-- begin --

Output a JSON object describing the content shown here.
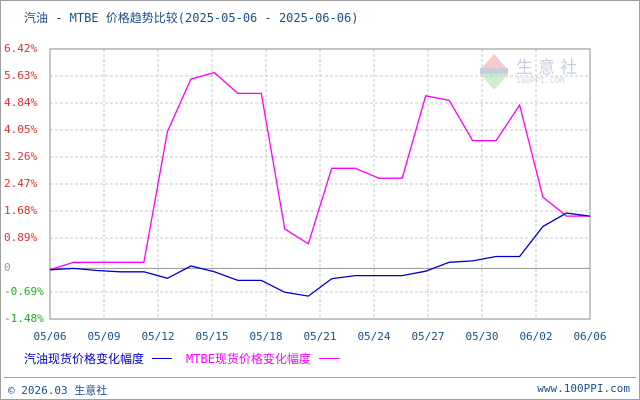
{
  "title": "汽油 - MTBE 价格趋势比较(2025-05-06 - 2025-06-06)",
  "watermark": {
    "name": "生意社",
    "sub": "100PPI.COM"
  },
  "footer": {
    "copyright": "© 2026.03 生意社",
    "site": "www.100PPI.com"
  },
  "legend": [
    {
      "label": "汽油现货价格变化幅度",
      "color": "#0000cc"
    },
    {
      "label": "MTBE现货价格变化幅度",
      "color": "#ff00ff"
    }
  ],
  "colors": {
    "positive_tick": "#e03030",
    "negative_tick": "#22aa22",
    "zero_tick": "#999999",
    "grid": "#c8c8c8",
    "axis": "#a0a0a0"
  },
  "chart_data": {
    "type": "line",
    "title": "汽油 - MTBE 价格趋势比较(2025-05-06 - 2025-06-06)",
    "xlabel": "",
    "ylabel": "",
    "ylim": [
      -1.48,
      6.42
    ],
    "yticks": [
      "6.42%",
      "5.63%",
      "4.84%",
      "4.05%",
      "3.26%",
      "2.47%",
      "1.68%",
      "0.89%",
      "0",
      "-0.69%",
      "-1.48%"
    ],
    "xticks": [
      "05/06",
      "05/09",
      "05/12",
      "05/15",
      "05/18",
      "05/21",
      "05/24",
      "05/27",
      "05/30",
      "06/02",
      "06/06"
    ],
    "grid": true,
    "legend_position": "bottom",
    "x": [
      "05/06",
      "05/07",
      "05/08",
      "05/09",
      "05/12",
      "05/13",
      "05/14",
      "05/15",
      "05/16",
      "05/19",
      "05/20",
      "05/21",
      "05/22",
      "05/23",
      "05/26",
      "05/27",
      "05/28",
      "05/29",
      "05/30",
      "06/02",
      "06/03",
      "06/04",
      "06/05",
      "06/06"
    ],
    "series": [
      {
        "name": "汽油现货价格变化幅度",
        "color": "#0000cc",
        "values": [
          -0.04,
          0.0,
          -0.06,
          -0.1,
          -0.1,
          -0.29,
          0.07,
          -0.1,
          -0.35,
          -0.35,
          -0.7,
          -0.81,
          -0.3,
          -0.21,
          -0.21,
          -0.21,
          -0.08,
          0.18,
          0.22,
          0.35,
          0.35,
          1.23,
          1.62,
          1.53
        ]
      },
      {
        "name": "MTBE现货价格变化幅度",
        "color": "#ff00ff",
        "values": [
          -0.04,
          0.18,
          0.18,
          0.18,
          0.18,
          4.0,
          5.54,
          5.73,
          5.12,
          5.12,
          1.15,
          0.72,
          2.93,
          2.93,
          2.64,
          2.64,
          5.05,
          4.92,
          3.74,
          3.74,
          4.78,
          2.08,
          1.53,
          1.53
        ]
      }
    ]
  }
}
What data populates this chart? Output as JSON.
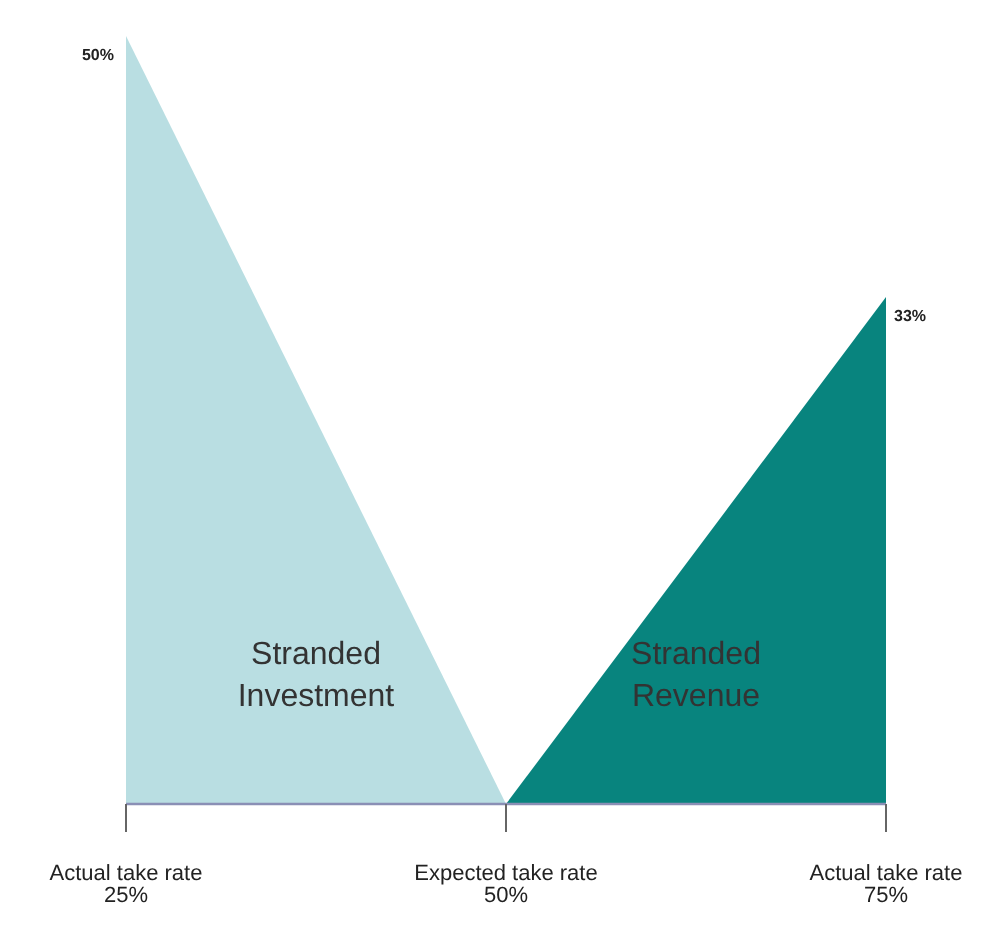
{
  "chart_data": {
    "type": "area",
    "categories": [
      "Actual take rate\n25%",
      "Expected take rate\n50%",
      "Actual take rate\n75%"
    ],
    "series": [
      {
        "name": "Stranded Investment",
        "color": "#b9dee2",
        "values": [
          50,
          0,
          null
        ],
        "value_labels": [
          "50%",
          null,
          null
        ]
      },
      {
        "name": "Stranded Revenue",
        "color": "#08847e",
        "values": [
          null,
          0,
          33
        ],
        "value_labels": [
          null,
          null,
          "33%"
        ]
      }
    ]
  }
}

-- end --

> _The problem_:
Read through the data and copy every line where "Stranded" shows up.

> _Response to the exercise_:
        "name": "Stranded Investment",
        "name": "Stranded Revenue",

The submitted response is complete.